[Extracts from a graphics dataset]
═══

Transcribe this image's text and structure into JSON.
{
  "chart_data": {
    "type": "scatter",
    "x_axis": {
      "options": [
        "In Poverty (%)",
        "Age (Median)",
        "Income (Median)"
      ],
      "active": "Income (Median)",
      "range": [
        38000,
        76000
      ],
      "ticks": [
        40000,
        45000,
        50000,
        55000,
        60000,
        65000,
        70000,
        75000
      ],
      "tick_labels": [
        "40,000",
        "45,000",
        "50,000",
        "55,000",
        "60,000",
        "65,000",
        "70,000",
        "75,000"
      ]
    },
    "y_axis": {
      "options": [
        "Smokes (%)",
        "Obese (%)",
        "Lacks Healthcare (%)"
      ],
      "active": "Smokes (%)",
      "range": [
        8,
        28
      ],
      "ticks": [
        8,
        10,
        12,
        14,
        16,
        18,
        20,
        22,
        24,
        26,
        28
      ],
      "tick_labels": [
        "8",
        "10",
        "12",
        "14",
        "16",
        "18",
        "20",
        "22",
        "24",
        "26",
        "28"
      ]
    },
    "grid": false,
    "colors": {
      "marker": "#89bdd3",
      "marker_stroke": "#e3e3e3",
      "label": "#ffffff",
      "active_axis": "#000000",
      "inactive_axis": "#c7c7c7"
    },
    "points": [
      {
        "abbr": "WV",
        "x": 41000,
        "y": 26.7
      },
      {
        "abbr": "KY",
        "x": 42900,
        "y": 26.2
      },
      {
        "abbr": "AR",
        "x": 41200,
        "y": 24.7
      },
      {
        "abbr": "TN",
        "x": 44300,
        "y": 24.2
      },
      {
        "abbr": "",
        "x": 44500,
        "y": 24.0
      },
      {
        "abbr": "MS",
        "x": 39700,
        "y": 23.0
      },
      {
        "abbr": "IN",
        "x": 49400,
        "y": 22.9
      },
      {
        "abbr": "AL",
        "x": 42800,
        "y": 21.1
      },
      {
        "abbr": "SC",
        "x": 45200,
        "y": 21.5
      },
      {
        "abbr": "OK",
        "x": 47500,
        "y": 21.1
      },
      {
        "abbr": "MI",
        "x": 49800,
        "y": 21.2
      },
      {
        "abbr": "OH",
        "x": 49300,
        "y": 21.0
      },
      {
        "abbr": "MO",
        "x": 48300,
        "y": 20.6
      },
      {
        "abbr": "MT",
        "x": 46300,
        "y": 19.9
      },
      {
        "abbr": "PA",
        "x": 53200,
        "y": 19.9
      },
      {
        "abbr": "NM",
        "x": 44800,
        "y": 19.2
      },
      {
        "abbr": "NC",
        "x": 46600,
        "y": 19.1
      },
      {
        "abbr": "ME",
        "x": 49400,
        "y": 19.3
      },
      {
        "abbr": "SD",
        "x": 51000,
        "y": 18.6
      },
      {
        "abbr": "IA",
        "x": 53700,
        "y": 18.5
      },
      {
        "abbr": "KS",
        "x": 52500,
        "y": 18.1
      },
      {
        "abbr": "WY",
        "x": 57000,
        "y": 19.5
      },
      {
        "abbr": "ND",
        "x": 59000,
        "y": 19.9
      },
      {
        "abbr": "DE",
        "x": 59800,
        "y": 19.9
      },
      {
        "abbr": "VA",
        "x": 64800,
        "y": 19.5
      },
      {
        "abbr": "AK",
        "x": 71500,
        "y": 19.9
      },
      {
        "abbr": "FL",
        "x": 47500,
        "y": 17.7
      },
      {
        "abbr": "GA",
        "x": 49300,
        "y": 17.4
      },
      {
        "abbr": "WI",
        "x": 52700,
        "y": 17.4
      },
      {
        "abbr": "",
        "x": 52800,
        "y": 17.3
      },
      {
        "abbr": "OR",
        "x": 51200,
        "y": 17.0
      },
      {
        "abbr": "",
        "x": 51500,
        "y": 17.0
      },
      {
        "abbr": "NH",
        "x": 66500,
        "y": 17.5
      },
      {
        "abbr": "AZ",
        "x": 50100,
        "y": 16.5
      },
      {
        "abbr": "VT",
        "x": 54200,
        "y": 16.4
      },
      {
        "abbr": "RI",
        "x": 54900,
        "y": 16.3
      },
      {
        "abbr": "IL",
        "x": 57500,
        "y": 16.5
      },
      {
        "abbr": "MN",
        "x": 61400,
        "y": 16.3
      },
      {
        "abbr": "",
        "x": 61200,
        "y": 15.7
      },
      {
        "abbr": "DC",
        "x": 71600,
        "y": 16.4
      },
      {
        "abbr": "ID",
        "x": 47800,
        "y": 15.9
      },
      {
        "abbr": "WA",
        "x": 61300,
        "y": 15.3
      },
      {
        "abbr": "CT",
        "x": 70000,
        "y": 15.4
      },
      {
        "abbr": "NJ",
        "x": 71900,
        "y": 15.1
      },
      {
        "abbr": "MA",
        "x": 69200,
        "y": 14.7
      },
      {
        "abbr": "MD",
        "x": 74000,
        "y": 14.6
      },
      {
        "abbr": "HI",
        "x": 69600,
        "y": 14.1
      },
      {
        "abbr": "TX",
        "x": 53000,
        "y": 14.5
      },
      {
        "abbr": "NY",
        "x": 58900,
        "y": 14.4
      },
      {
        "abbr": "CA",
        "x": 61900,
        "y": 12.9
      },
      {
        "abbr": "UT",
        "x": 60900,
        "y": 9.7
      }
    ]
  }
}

═══

**Given task**
Search the listing for the word "Income". Copy every line in which it occurs.

**Solution to the exercise**
        "Income (Median)"
      "active": "Income (Median)",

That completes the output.